## WHAT NEEDS TO BE DONE
Your task is to repeat, word for word, the line containing "Extract all readable text from this page." and all lines that follow it to the end of the material, and no other lines.

[start of MATERIALS PROVIDED]

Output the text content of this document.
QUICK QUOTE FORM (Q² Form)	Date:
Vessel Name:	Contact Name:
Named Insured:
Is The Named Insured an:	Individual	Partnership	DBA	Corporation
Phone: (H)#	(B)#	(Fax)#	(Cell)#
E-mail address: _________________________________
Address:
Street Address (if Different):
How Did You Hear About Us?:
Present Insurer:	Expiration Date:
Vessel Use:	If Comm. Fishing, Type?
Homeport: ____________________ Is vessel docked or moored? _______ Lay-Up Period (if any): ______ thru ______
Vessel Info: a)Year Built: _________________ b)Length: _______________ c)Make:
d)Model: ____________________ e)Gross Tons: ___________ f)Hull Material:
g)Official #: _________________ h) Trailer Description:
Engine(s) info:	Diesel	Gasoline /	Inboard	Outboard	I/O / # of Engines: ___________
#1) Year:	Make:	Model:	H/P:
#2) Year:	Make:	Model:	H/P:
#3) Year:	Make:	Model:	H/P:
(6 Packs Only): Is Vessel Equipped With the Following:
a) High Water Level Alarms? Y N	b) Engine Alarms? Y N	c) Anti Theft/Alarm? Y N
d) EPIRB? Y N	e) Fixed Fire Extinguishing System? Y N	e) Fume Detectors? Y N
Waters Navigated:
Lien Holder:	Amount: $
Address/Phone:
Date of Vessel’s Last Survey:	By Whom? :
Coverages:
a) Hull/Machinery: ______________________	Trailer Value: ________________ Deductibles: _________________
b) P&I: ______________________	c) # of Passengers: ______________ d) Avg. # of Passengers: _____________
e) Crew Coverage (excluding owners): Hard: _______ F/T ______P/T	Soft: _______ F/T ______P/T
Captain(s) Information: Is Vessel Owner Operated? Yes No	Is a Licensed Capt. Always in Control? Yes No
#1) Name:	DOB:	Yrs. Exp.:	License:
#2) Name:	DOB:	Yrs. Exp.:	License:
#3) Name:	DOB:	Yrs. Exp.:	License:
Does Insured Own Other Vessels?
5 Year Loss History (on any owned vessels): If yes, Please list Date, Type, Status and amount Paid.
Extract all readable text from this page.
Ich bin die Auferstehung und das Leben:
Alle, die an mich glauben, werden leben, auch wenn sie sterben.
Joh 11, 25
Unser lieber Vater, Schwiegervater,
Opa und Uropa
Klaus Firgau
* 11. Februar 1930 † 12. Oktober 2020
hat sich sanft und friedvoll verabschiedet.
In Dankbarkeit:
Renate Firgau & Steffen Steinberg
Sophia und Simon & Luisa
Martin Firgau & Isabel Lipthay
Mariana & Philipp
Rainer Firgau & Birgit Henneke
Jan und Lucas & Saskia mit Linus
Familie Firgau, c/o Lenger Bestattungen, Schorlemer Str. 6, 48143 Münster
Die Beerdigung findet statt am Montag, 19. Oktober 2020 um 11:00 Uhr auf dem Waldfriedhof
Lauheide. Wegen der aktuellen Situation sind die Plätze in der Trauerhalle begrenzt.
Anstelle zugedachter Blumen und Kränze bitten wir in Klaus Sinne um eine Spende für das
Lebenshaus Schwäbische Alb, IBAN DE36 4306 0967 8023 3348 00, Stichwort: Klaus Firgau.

[end of MATERIALS PROVIDED]

## PROBLEM SOLUTION
Extract all readable text from this page.
Ich bin die Auferstehung und das Leben:
Alle, die an mich glauben, werden leben, auch wenn sie sterben.
Joh 11, 25
Unser lieber Vater, Schwiegervater,
Opa und Uropa
Klaus Firgau
* 11. Februar 1930 † 12. Oktober 2020
hat sich sanft und friedvoll verabschiedet.
In Dankbarkeit:
Renate Firgau & Steffen Steinberg
Sophia und Simon & Luisa
Martin Firgau & Isabel Lipthay
Mariana & Philipp
Rainer Firgau & Birgit Henneke
Jan und Lucas & Saskia mit Linus
Familie Firgau, c/o Lenger Bestattungen, Schorlemer Str. 6, 48143 Münster
Die Beerdigung findet statt am Montag, 19. Oktober 2020 um 11:00 Uhr auf dem Waldfriedhof
Lauheide. Wegen der aktuellen Situation sind die Plätze in der Trauerhalle begrenzt.
Anstelle zugedachter Blumen und Kränze bitten wir in Klaus Sinne um eine Spende für das
Lebenshaus Schwäbische Alb, IBAN DE36 4306 0967 8023 3348 00, Stichwort: Klaus Firgau.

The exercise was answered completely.